WHAT YOU WILL DO:
Please copy every line from the following entries in which the word "dass" appears.

DATA FOR THIS TASK:

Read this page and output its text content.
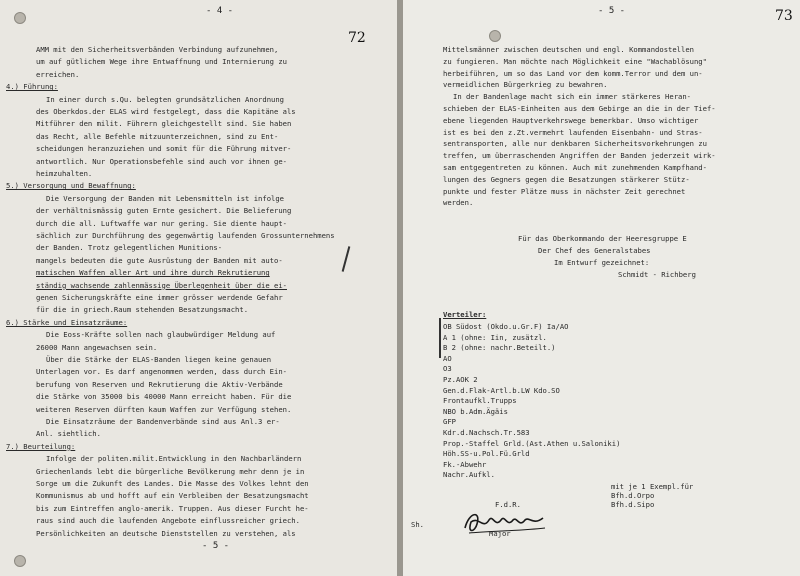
- 4 -
72
AMM mit den Sicherheitsverbänden Verbindung aufzunehmen,
um auf gütlichem Wege ihre Entwaffnung und Internierung zu
erreichen.
4.) Führung:
In einer durch s.Qu. belegten grundsätzlichen Anordnung
des Oberkdos.der ELAS wird festgelegt, dass die Kapitäne als
Mitführer den milit. Führern gleichgestellt sind. Sie haben
das Recht, alle Befehle mitzuunterzeichnen, sind zu Ent-
scheidungen heranzuziehen und somit für die Führung mitver-
antwortlich. Nur Operationsbefehle sind auch vor ihnen ge-
heimzuhalten.
5.) Versorgung und Bewaffnung:
Die Versorgung der Banden mit Lebensmitteln ist infolge
der verhältnismässig guten Ernte gesichert. Die Belieferung
durch die all. Luftwaffe war nur gering. Sie diente haupt-
sächlich zur Durchführung des gegenwärtig laufenden Grossunternehmens
der Banden. Trotz gelegentlichen Munitions-
mangels bedeuten die gute Ausrüstung der Banden mit auto-
matischen Waffen aller Art und ihre durch Rekrutierung
ständig wachsende zahlenmässige Überlegenheit über die ei-
genen Sicherungskräfte eine immer grösser werdende Gefahr
für die in griech.Raum stehenden Besatzungsmacht.
6.) Stärke und Einsatzräume:
Die Eoss-Kräfte sollen nach glaubwürdiger Meldung auf
26000 Mann angewachsen sein.
Über die Stärke der ELAS-Banden liegen keine genauen
Unterlagen vor. Es darf angenommen werden, dass durch Ein-
berufung von Reserven und Rekrutierung die Aktiv-Verbände
die Stärke von 35000 bis 40000 Mann erreicht haben. Für die
weiteren Reserven dürften kaum Waffen zur Verfügung stehen.
Die Einsatzräume der Bandenverbände sind aus Anl.3 er-
Anl. siehtlich.
7.) Beurteilung:
Infolge der politen.milit.Entwicklung in den Nachbarländern
Griechenlands lebt die bürgerliche Bevölkerung mehr denn je in
Sorge um die Zukunft des Landes. Die Masse des Volkes lehnt den
Kommunismus ab und hofft auf ein Verbleiben der Besatzungsmacht
bis zum Eintreffen anglo-amerik. Truppen. Aus dieser Furcht he-
raus sind auch die laufenden Angebote einflussreicher griech.
Persönlichkeiten an deutsche Dienststellen zu verstehen, als
- 5 -
- 5 -	73
Mittelsmänner zwischen deutschen und engl. Kommandostellen
zu fungieren. Man möchte nach Möglichkeit eine "Wachablösung"
herbeiführen, um so das Land vor dem komm.Terror und dem un-
vermeidlichen Bürgerkrieg zu bewahren.
In der Bandenlage macht sich ein immer stärkeres Heran-
schieben der ELAS-Einheiten aus dem Gebirge an die in der Tief-
ebene liegenden Hauptverkehrswege bemerkbar. Umso wichtiger
ist es bei den z.Zt.vermehrt laufenden Eisenbahn- und Stras-
sentransporten, alle nur denkbaren Sicherheitsvorkehrungen zu
treffen, um überraschenden Angriffen der Banden jederzeit wirk-
sam entgegentreten zu können. Auch mit zunehmenden Kampfhand-
lungen des Gegners gegen die Besatzungen stärkerer Stütz-
punkte und fester Plätze muss in nächster Zeit gerechnet
werden.
Für das Oberkommando der Heeresgruppe E
Der Chef des Generalstabes
Im Entwurf gezeichnet:
Schmidt - Richberg
Verteiler:
OB Südost (Okdo.u.Gr.F) Ia/AO
A 1 (ohne: Iin, zusätzl.
B 2 (ohne: nachr.Beteilt.)
AO
O3
Pz.AOK 2
Gen.d.Flak-Artl.b.LW Kdo.SO
Frontaufkl.Trupps
NBO b.Adm.Ägäis
GFP
Kdr.d.Nachsch.Tr.583
Prop.-Staffel Grld.(Ast.Athen u.Saloniki)
Höh.SS-u.Pol.Fü.Grld
Fk.-Abwehr
Nachr.Aufkl.
mit je 1 Exempl.für
Bfh.d.Orpo
Bfh.d.Sipo
F.d.R.
Major
Sh.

COMPLETED EXERCISE:
des Oberkdos.der ELAS wird festgelegt, dass die Kapitäne als
Unterlagen vor. Es darf angenommen werden, dass durch Ein-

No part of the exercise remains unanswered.